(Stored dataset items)
==============================

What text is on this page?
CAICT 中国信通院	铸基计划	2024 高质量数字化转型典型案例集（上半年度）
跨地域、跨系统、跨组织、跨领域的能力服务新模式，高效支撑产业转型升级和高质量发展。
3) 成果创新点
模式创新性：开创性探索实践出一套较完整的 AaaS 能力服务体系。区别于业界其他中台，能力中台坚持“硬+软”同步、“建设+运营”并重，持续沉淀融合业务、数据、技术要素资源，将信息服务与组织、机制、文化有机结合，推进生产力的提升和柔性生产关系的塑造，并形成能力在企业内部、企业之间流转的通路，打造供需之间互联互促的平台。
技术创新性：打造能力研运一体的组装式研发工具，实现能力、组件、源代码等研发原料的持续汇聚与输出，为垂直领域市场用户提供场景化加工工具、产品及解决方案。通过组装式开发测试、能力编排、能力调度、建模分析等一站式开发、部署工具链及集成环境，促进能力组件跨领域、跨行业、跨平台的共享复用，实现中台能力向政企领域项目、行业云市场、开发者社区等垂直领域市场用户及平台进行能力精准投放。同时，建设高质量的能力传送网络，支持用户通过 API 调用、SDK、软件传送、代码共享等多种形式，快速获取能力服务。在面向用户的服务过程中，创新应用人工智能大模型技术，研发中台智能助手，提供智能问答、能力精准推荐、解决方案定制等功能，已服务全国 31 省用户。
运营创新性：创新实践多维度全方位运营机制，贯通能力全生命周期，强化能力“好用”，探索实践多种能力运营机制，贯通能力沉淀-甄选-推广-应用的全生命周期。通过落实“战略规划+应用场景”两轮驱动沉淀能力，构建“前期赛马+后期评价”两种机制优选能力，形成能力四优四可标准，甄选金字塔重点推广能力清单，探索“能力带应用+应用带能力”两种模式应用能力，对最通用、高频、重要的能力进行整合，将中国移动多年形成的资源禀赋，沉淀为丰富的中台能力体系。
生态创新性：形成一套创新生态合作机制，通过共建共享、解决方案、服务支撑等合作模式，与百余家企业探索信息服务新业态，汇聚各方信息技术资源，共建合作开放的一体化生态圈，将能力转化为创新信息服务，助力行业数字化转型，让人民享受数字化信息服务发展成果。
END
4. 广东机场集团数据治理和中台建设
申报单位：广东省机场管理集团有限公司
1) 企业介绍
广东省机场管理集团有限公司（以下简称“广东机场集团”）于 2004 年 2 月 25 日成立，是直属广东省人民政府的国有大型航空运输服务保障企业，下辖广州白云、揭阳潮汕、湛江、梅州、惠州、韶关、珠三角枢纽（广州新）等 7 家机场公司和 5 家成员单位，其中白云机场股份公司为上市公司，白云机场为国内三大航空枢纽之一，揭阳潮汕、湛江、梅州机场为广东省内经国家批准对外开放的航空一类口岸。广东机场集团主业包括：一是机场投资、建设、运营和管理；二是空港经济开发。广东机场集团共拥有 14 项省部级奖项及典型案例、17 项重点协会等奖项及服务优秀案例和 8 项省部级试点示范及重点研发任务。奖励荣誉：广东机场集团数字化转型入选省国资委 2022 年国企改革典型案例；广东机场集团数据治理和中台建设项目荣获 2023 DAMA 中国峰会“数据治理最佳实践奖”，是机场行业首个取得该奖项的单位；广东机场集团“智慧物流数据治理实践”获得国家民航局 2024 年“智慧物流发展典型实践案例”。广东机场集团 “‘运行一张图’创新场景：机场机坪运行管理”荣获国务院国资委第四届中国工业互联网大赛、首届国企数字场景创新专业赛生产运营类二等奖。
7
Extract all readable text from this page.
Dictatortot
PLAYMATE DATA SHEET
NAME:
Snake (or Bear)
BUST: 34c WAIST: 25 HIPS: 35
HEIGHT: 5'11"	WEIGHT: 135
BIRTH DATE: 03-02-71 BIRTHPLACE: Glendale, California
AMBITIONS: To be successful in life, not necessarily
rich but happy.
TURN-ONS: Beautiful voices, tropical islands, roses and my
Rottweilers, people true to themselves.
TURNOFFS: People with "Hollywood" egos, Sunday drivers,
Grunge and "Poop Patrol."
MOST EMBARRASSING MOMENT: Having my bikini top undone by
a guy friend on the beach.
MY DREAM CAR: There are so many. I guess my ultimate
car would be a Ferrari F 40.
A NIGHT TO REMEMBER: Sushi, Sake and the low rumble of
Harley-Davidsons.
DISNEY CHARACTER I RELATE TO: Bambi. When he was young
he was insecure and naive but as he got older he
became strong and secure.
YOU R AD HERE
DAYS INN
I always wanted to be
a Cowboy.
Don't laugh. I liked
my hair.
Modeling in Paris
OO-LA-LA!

==============================

Instructions for the task:
The records above must be output exactly, in full.

Result below:
What text is on this page?
CAICT 中国信通院	铸基计划	2024 高质量数字化转型典型案例集（上半年度）
跨地域、跨系统、跨组织、跨领域的能力服务新模式，高效支撑产业转型升级和高质量发展。
3) 成果创新点
模式创新性：开创性探索实践出一套较完整的 AaaS 能力服务体系。区别于业界其他中台，能力中台坚持“硬+软”同步、“建设+运营”并重，持续沉淀融合业务、数据、技术要素资源，将信息服务与组织、机制、文化有机结合，推进生产力的提升和柔性生产关系的塑造，并形成能力在企业内部、企业之间流转的通路，打造供需之间互联互促的平台。
技术创新性：打造能力研运一体的组装式研发工具，实现能力、组件、源代码等研发原料的持续汇聚与输出，为垂直领域市场用户提供场景化加工工具、产品及解决方案。通过组装式开发测试、能力编排、能力调度、建模分析等一站式开发、部署工具链及集成环境，促进能力组件跨领域、跨行业、跨平台的共享复用，实现中台能力向政企领域项目、行业云市场、开发者社区等垂直领域市场用户及平台进行能力精准投放。同时，建设高质量的能力传送网络，支持用户通过 API 调用、SDK、软件传送、代码共享等多种形式，快速获取能力服务。在面向用户的服务过程中，创新应用人工智能大模型技术，研发中台智能助手，提供智能问答、能力精准推荐、解决方案定制等功能，已服务全国 31 省用户。
运营创新性：创新实践多维度全方位运营机制，贯通能力全生命周期，强化能力“好用”，探索实践多种能力运营机制，贯通能力沉淀-甄选-推广-应用的全生命周期。通过落实“战略规划+应用场景”两轮驱动沉淀能力，构建“前期赛马+后期评价”两种机制优选能力，形成能力四优四可标准，甄选金字塔重点推广能力清单，探索“能力带应用+应用带能力”两种模式应用能力，对最通用、高频、重要的能力进行整合，将中国移动多年形成的资源禀赋，沉淀为丰富的中台能力体系。
生态创新性：形成一套创新生态合作机制，通过共建共享、解决方案、服务支撑等合作模式，与百余家企业探索信息服务新业态，汇聚各方信息技术资源，共建合作开放的一体化生态圈，将能力转化为创新信息服务，助力行业数字化转型，让人民享受数字化信息服务发展成果。
END
4. 广东机场集团数据治理和中台建设
申报单位：广东省机场管理集团有限公司
1) 企业介绍
广东省机场管理集团有限公司（以下简称“广东机场集团”）于 2004 年 2 月 25 日成立，是直属广东省人民政府的国有大型航空运输服务保障企业，下辖广州白云、揭阳潮汕、湛江、梅州、惠州、韶关、珠三角枢纽（广州新）等 7 家机场公司和 5 家成员单位，其中白云机场股份公司为上市公司，白云机场为国内三大航空枢纽之一，揭阳潮汕、湛江、梅州机场为广东省内经国家批准对外开放的航空一类口岸。广东机场集团主业包括：一是机场投资、建设、运营和管理；二是空港经济开发。广东机场集团共拥有 14 项省部级奖项及典型案例、17 项重点协会等奖项及服务优秀案例和 8 项省部级试点示范及重点研发任务。奖励荣誉：广东机场集团数字化转型入选省国资委 2022 年国企改革典型案例；广东机场集团数据治理和中台建设项目荣获 2023 DAMA 中国峰会“数据治理最佳实践奖”，是机场行业首个取得该奖项的单位；广东机场集团“智慧物流数据治理实践”获得国家民航局 2024 年“智慧物流发展典型实践案例”。广东机场集团 “‘运行一张图’创新场景：机场机坪运行管理”荣获国务院国资委第四届中国工业互联网大赛、首届国企数字场景创新专业赛生产运营类二等奖。
7
Extract all readable text from this page.
Dictatortot
PLAYMATE DATA SHEET
NAME:
Snake (or Bear)
BUST: 34c WAIST: 25 HIPS: 35
HEIGHT: 5'11"	WEIGHT: 135
BIRTH DATE: 03-02-71 BIRTHPLACE: Glendale, California
AMBITIONS: To be successful in life, not necessarily
rich but happy.
TURN-ONS: Beautiful voices, tropical islands, roses and my
Rottweilers, people true to themselves.
TURNOFFS: People with "Hollywood" egos, Sunday drivers,
Grunge and "Poop Patrol."
MOST EMBARRASSING MOMENT: Having my bikini top undone by
a guy friend on the beach.
MY DREAM CAR: There are so many. I guess my ultimate
car would be a Ferrari F 40.
A NIGHT TO REMEMBER: Sushi, Sake and the low rumble of
Harley-Davidsons.
DISNEY CHARACTER I RELATE TO: Bambi. When he was young
he was insecure and naive but as he got older he
became strong and secure.
YOU R AD HERE
DAYS INN
I always wanted to be
a Cowboy.
Don't laugh. I liked
my hair.
Modeling in Paris
OO-LA-LA!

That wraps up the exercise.